▶ STATED EXERCISE: Please copy the material word for word, from the line with "Localize each UI" to the line with "column-type-icon: I [35,287,44,297]", both included.

▶ INPUT FOR THIS TASK:
[BEGIN]
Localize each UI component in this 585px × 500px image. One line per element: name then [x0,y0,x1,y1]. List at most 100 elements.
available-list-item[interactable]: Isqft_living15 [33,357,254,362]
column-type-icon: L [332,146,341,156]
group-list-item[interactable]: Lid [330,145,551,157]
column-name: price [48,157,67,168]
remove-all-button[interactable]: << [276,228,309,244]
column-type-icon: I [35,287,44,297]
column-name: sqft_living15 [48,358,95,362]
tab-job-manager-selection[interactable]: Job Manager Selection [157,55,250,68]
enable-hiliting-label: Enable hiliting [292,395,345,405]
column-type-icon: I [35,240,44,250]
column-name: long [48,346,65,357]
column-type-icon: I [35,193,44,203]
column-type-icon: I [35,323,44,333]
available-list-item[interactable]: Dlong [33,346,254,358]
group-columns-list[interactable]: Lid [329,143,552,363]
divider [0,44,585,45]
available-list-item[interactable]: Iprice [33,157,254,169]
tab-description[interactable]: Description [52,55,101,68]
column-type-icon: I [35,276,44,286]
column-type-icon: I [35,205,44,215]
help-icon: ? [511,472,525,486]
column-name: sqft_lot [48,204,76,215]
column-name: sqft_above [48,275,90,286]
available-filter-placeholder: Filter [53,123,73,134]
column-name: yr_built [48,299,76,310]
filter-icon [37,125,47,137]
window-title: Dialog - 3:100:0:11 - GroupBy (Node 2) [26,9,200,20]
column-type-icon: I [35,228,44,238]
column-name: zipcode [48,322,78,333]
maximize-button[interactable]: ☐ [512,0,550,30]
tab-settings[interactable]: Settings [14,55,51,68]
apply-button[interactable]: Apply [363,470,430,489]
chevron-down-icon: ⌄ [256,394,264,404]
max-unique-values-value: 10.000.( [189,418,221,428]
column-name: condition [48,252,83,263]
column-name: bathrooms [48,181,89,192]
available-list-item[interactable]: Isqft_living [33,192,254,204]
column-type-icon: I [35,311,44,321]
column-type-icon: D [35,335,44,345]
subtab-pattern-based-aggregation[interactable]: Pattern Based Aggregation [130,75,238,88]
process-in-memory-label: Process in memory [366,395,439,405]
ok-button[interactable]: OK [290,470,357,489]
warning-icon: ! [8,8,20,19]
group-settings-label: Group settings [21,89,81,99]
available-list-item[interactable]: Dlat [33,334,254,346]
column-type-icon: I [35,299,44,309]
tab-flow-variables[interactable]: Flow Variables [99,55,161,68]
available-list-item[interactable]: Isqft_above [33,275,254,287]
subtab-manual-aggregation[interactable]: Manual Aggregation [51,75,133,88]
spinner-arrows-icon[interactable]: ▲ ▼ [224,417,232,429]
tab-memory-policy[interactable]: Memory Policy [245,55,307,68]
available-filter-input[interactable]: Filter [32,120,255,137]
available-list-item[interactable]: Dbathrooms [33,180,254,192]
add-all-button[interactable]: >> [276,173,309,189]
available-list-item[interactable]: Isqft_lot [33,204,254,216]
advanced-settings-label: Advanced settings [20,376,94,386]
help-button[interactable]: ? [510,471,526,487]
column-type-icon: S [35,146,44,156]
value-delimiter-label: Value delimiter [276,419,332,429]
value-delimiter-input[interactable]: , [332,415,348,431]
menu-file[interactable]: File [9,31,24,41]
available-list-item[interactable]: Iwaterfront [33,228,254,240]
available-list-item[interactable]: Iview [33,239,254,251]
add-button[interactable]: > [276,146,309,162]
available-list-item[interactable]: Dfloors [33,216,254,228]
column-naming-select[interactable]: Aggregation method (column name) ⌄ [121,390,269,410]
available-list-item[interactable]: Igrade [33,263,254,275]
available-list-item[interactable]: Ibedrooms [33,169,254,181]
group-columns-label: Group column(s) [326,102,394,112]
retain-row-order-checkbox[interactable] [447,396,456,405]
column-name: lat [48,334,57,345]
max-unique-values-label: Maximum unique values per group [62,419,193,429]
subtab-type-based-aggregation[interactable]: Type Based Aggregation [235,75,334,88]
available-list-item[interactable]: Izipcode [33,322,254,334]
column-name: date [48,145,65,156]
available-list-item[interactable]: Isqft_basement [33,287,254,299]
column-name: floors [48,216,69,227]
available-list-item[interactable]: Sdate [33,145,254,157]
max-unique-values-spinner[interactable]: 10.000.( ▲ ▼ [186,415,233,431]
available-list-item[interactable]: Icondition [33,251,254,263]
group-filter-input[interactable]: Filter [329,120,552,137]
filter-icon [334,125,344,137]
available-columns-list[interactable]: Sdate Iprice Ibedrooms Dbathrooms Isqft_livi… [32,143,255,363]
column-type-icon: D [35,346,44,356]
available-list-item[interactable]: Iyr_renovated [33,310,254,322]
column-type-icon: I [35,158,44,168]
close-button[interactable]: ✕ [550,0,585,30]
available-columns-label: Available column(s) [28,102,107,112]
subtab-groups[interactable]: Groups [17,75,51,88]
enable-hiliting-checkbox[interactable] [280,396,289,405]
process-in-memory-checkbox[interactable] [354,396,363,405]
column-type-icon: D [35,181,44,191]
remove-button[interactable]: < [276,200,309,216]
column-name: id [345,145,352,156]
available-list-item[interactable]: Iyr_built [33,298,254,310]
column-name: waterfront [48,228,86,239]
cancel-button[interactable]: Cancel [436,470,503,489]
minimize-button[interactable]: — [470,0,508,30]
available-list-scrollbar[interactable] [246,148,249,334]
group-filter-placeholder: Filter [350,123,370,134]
[END]
[BEGIN]
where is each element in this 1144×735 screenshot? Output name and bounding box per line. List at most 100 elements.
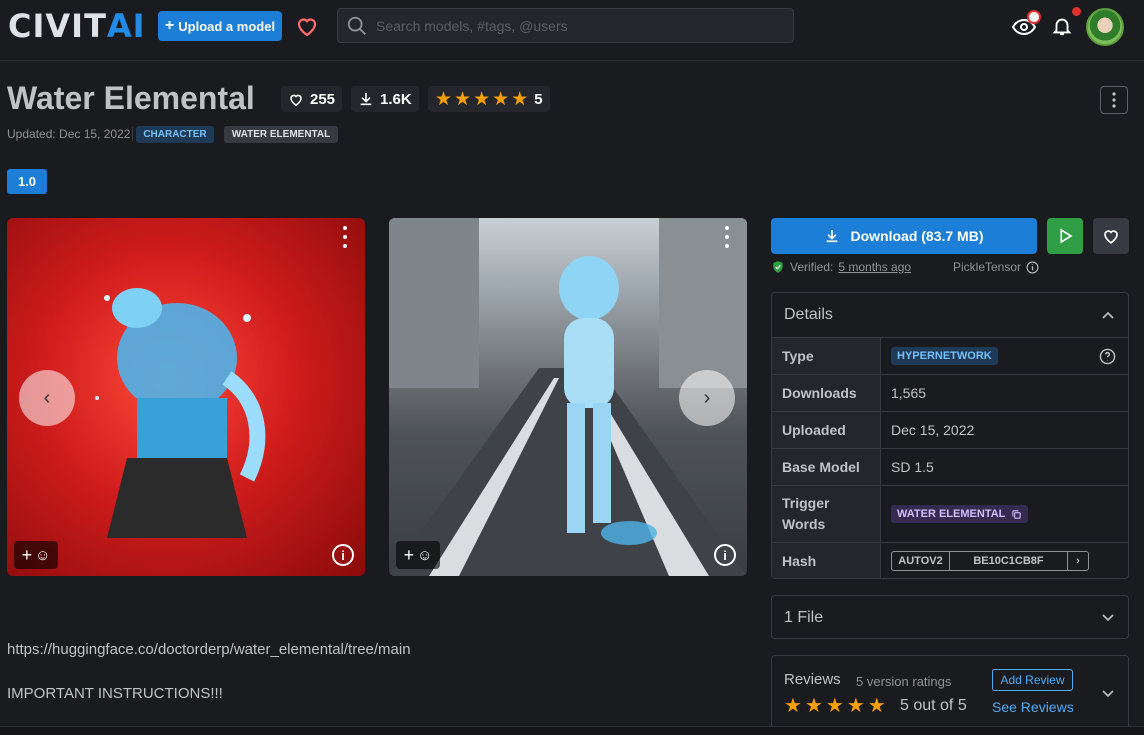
[END]
▶ FINISHED ANSWER:
Localize each UI component in this 585px × 500px image. One line per element: name then [x0,y0,x1,y1]. List at most 100 elements.
available-list-item[interactable]: Isqft_living15 [33,357,254,362]
column-type-icon: L [332,146,341,156]
group-list-item[interactable]: Lid [330,145,551,157]
column-name: price [48,157,67,168]
remove-all-button[interactable]: << [276,228,309,244]
column-type-icon: I [35,287,44,297]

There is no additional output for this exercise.